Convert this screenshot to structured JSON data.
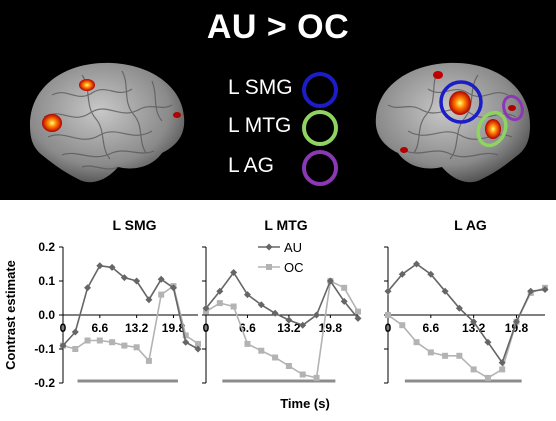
{
  "title": "AU > OC",
  "regions": [
    {
      "label": "L SMG",
      "color": "#1c1cc8"
    },
    {
      "label": "L MTG",
      "color": "#8fd460"
    },
    {
      "label": "L AG",
      "color": "#8a38b4"
    }
  ],
  "chart_data": [
    {
      "type": "line",
      "title": "L SMG",
      "x": [
        0,
        2.2,
        4.4,
        6.6,
        8.8,
        11.0,
        13.2,
        15.4,
        17.6,
        19.8,
        22.0,
        24.2
      ],
      "xticks": [
        "0",
        "6.6",
        "13.2",
        "19.8"
      ],
      "ylabel": "Contrast estimate",
      "ylim": [
        -0.2,
        0.2
      ],
      "yticks": [
        "0.2",
        "0.1",
        "0.0",
        "-0.1",
        "-0.2"
      ],
      "series": [
        {
          "name": "AU",
          "values": [
            -0.09,
            -0.05,
            0.08,
            0.145,
            0.14,
            0.11,
            0.1,
            0.045,
            0.105,
            0.08,
            -0.08,
            -0.1
          ]
        },
        {
          "name": "OC",
          "values": [
            -0.09,
            -0.1,
            -0.075,
            -0.075,
            -0.08,
            -0.09,
            -0.095,
            -0.135,
            0.06,
            0.085,
            -0.06,
            -0.085
          ]
        }
      ]
    },
    {
      "type": "line",
      "title": "L MTG",
      "x": [
        0,
        2.2,
        4.4,
        6.6,
        8.8,
        11.0,
        13.2,
        15.4,
        17.6,
        19.8,
        22.0,
        24.2
      ],
      "xticks": [
        "0",
        "6.6",
        "13.2",
        "19.8"
      ],
      "ylim": [
        -0.2,
        0.2
      ],
      "series": [
        {
          "name": "AU",
          "values": [
            0.02,
            0.07,
            0.125,
            0.06,
            0.03,
            0.005,
            -0.015,
            -0.03,
            0.0,
            0.1,
            0.04,
            -0.01
          ]
        },
        {
          "name": "OC",
          "values": [
            0.01,
            0.035,
            0.025,
            -0.085,
            -0.105,
            -0.125,
            -0.15,
            -0.175,
            -0.185,
            0.1,
            0.08,
            0.01
          ]
        }
      ]
    },
    {
      "type": "line",
      "title": "L AG",
      "x": [
        0,
        2.2,
        4.4,
        6.6,
        8.8,
        11.0,
        13.2,
        15.4,
        17.6,
        19.8,
        22.0,
        24.2
      ],
      "xticks": [
        "0",
        "6.6",
        "13.2",
        "19.8"
      ],
      "ylim": [
        -0.2,
        0.2
      ],
      "series": [
        {
          "name": "AU",
          "values": [
            0.07,
            0.12,
            0.15,
            0.12,
            0.07,
            0.02,
            -0.02,
            -0.08,
            -0.14,
            -0.02,
            0.07,
            0.075
          ]
        },
        {
          "name": "OC",
          "values": [
            0.0,
            -0.03,
            -0.08,
            -0.11,
            -0.12,
            -0.12,
            -0.16,
            -0.185,
            -0.16,
            -0.02,
            0.065,
            0.08
          ]
        }
      ]
    }
  ],
  "legend": [
    {
      "name": "AU",
      "color": "#666666",
      "marker": "diamond"
    },
    {
      "name": "OC",
      "color": "#b3b3b3",
      "marker": "square"
    }
  ],
  "xlabel": "Time (s)"
}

* _What the task asks_:
Copy the records exactly as they appear, excluding images.

* _Solution below_:
Convert this screenshot to structured JSON data.
{
  "title": "AU > OC",
  "regions": [
    {
      "label": "L SMG",
      "color": "#1c1cc8"
    },
    {
      "label": "L MTG",
      "color": "#8fd460"
    },
    {
      "label": "L AG",
      "color": "#8a38b4"
    }
  ],
  "chart_data": [
    {
      "type": "line",
      "title": "L SMG",
      "x": [
        0,
        2.2,
        4.4,
        6.6,
        8.8,
        11.0,
        13.2,
        15.4,
        17.6,
        19.8,
        22.0,
        24.2
      ],
      "xticks": [
        "0",
        "6.6",
        "13.2",
        "19.8"
      ],
      "ylabel": "Contrast estimate",
      "ylim": [
        -0.2,
        0.2
      ],
      "yticks": [
        "0.2",
        "0.1",
        "0.0",
        "-0.1",
        "-0.2"
      ],
      "series": [
        {
          "name": "AU",
          "values": [
            -0.09,
            -0.05,
            0.08,
            0.145,
            0.14,
            0.11,
            0.1,
            0.045,
            0.105,
            0.08,
            -0.08,
            -0.1
          ]
        },
        {
          "name": "OC",
          "values": [
            -0.09,
            -0.1,
            -0.075,
            -0.075,
            -0.08,
            -0.09,
            -0.095,
            -0.135,
            0.06,
            0.085,
            -0.06,
            -0.085
          ]
        }
      ]
    },
    {
      "type": "line",
      "title": "L MTG",
      "x": [
        0,
        2.2,
        4.4,
        6.6,
        8.8,
        11.0,
        13.2,
        15.4,
        17.6,
        19.8,
        22.0,
        24.2
      ],
      "xticks": [
        "0",
        "6.6",
        "13.2",
        "19.8"
      ],
      "ylim": [
        -0.2,
        0.2
      ],
      "series": [
        {
          "name": "AU",
          "values": [
            0.02,
            0.07,
            0.125,
            0.06,
            0.03,
            0.005,
            -0.015,
            -0.03,
            0.0,
            0.1,
            0.04,
            -0.01
          ]
        },
        {
          "name": "OC",
          "values": [
            0.01,
            0.035,
            0.025,
            -0.085,
            -0.105,
            -0.125,
            -0.15,
            -0.175,
            -0.185,
            0.1,
            0.08,
            0.01
          ]
        }
      ]
    },
    {
      "type": "line",
      "title": "L AG",
      "x": [
        0,
        2.2,
        4.4,
        6.6,
        8.8,
        11.0,
        13.2,
        15.4,
        17.6,
        19.8,
        22.0,
        24.2
      ],
      "xticks": [
        "0",
        "6.6",
        "13.2",
        "19.8"
      ],
      "ylim": [
        -0.2,
        0.2
      ],
      "series": [
        {
          "name": "AU",
          "values": [
            0.07,
            0.12,
            0.15,
            0.12,
            0.07,
            0.02,
            -0.02,
            -0.08,
            -0.14,
            -0.02,
            0.07,
            0.075
          ]
        },
        {
          "name": "OC",
          "values": [
            0.0,
            -0.03,
            -0.08,
            -0.11,
            -0.12,
            -0.12,
            -0.16,
            -0.185,
            -0.16,
            -0.02,
            0.065,
            0.08
          ]
        }
      ]
    }
  ],
  "legend": [
    {
      "name": "AU",
      "color": "#666666",
      "marker": "diamond"
    },
    {
      "name": "OC",
      "color": "#b3b3b3",
      "marker": "square"
    }
  ],
  "xlabel": "Time (s)"
}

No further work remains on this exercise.